**Required task**
In the entries that follow, count each line containing "może" and state the total, nothing more.

-- Data provided start --

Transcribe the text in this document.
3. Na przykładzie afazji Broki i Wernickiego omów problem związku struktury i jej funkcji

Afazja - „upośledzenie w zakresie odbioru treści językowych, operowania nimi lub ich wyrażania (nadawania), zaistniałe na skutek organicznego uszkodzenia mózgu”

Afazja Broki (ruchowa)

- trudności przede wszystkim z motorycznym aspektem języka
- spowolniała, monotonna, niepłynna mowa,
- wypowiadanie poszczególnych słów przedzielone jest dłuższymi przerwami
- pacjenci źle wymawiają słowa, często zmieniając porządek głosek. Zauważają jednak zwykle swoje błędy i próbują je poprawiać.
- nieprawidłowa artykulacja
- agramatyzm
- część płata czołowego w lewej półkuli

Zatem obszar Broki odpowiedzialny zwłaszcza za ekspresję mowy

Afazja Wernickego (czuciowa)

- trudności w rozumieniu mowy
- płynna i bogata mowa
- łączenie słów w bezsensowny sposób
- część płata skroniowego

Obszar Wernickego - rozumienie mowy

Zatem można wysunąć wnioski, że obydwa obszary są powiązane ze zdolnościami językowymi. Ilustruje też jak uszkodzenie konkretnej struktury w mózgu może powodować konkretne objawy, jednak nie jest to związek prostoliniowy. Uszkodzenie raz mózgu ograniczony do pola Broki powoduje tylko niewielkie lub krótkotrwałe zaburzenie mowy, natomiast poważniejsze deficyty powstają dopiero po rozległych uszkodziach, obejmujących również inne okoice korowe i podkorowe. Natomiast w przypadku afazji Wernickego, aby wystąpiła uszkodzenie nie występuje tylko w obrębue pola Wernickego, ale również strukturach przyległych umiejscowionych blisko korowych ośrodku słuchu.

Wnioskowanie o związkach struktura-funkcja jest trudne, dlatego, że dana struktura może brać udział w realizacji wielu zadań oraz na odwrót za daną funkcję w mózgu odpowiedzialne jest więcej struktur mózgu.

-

-- Data provided end --

**Reply**
2